**REQUIREMENT**
Each record below must be returned exactly as shown.

**ENTRIES SHOWN**
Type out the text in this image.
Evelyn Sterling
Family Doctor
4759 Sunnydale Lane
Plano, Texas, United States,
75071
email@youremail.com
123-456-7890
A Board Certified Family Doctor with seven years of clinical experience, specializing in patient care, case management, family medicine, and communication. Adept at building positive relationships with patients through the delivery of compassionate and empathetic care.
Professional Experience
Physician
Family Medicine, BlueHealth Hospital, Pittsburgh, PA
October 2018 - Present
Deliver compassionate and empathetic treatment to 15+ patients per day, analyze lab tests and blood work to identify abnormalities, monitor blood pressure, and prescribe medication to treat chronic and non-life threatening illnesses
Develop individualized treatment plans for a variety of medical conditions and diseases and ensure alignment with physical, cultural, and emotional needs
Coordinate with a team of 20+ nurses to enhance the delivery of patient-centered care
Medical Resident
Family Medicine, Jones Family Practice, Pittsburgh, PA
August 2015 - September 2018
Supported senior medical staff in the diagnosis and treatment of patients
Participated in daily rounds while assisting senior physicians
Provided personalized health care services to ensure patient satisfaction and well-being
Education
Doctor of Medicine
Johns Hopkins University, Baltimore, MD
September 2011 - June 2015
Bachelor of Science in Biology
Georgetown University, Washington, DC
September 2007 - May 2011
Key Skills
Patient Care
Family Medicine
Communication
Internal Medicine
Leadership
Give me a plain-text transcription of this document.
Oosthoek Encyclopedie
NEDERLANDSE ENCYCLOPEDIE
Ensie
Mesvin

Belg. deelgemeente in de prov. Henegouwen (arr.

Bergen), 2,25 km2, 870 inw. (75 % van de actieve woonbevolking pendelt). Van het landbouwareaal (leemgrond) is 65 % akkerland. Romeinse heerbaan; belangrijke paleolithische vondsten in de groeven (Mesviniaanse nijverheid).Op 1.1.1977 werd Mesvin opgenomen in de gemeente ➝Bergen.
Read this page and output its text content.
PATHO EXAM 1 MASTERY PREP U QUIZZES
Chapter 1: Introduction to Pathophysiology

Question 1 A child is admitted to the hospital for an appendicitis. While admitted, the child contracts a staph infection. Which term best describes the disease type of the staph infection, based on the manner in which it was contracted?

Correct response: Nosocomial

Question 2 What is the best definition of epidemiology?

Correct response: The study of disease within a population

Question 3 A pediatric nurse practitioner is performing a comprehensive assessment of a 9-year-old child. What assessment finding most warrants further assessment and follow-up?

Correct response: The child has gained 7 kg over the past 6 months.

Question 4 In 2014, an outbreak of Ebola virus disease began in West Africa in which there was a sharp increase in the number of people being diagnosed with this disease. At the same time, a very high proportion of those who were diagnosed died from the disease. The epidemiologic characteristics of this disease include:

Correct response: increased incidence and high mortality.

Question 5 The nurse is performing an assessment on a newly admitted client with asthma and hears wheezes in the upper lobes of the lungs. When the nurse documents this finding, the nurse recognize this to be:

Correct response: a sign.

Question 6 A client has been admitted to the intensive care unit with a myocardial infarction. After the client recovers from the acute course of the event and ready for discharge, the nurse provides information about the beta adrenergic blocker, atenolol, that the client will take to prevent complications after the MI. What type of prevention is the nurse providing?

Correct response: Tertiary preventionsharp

**RESPONSE**
Type out the text in this image.
Evelyn Sterling
Family Doctor
4759 Sunnydale Lane
Plano, Texas, United States,
75071
email@youremail.com
123-456-7890
A Board Certified Family Doctor with seven years of clinical experience, specializing in patient care, case management, family medicine, and communication. Adept at building positive relationships with patients through the delivery of compassionate and empathetic care.
Professional Experience
Physician
Family Medicine, BlueHealth Hospital, Pittsburgh, PA
October 2018 - Present
Deliver compassionate and empathetic treatment to 15+ patients per day, analyze lab tests and blood work to identify abnormalities, monitor blood pressure, and prescribe medication to treat chronic and non-life threatening illnesses
Develop individualized treatment plans for a variety of medical conditions and diseases and ensure alignment with physical, cultural, and emotional needs
Coordinate with a team of 20+ nurses to enhance the delivery of patient-centered care
Medical Resident
Family Medicine, Jones Family Practice, Pittsburgh, PA
August 2015 - September 2018
Supported senior medical staff in the diagnosis and treatment of patients
Participated in daily rounds while assisting senior physicians
Provided personalized health care services to ensure patient satisfaction and well-being
Education
Doctor of Medicine
Johns Hopkins University, Baltimore, MD
September 2011 - June 2015
Bachelor of Science in Biology
Georgetown University, Washington, DC
September 2007 - May 2011
Key Skills
Patient Care
Family Medicine
Communication
Internal Medicine
Leadership
Give me a plain-text transcription of this document.
Oosthoek Encyclopedie
NEDERLANDSE ENCYCLOPEDIE
Ensie
Mesvin

Belg. deelgemeente in de prov. Henegouwen (arr.

Bergen), 2,25 km2, 870 inw. (75 % van de actieve woonbevolking pendelt). Van het landbouwareaal (leemgrond) is 65 % akkerland. Romeinse heerbaan; belangrijke paleolithische vondsten in de groeven (Mesviniaanse nijverheid).Op 1.1.1977 werd Mesvin opgenomen in de gemeente ➝Bergen.
Read this page and output its text content.
PATHO EXAM 1 MASTERY PREP U QUIZZES
Chapter 1: Introduction to Pathophysiology

Question 1 A child is admitted to the hospital for an appendicitis. While admitted, the child contracts a staph infection. Which term best describes the disease type of the staph infection, based on the manner in which it was contracted?

Correct response: Nosocomial

Question 2 What is the best definition of epidemiology?

Correct response: The study of disease within a population

Question 3 A pediatric nurse practitioner is performing a comprehensive assessment of a 9-year-old child. What assessment finding most warrants further assessment and follow-up?

Correct response: The child has gained 7 kg over the past 6 months.

Question 4 In 2014, an outbreak of Ebola virus disease began in West Africa in which there was a sharp increase in the number of people being diagnosed with this disease. At the same time, a very high proportion of those who were diagnosed died from the disease. The epidemiologic characteristics of this disease include:

Correct response: increased incidence and high mortality.

Question 5 The nurse is performing an assessment on a newly admitted client with asthma and hears wheezes in the upper lobes of the lungs. When the nurse documents this finding, the nurse recognize this to be:

Correct response: a sign.

Question 6 A client has been admitted to the intensive care unit with a myocardial infarction. After the client recovers from the acute course of the event and ready for discharge, the nurse provides information about the beta adrenergic blocker, atenolol, that the client will take to prevent complications after the MI. What type of prevention is the nurse providing?

Correct response: Tertiary preventionsharp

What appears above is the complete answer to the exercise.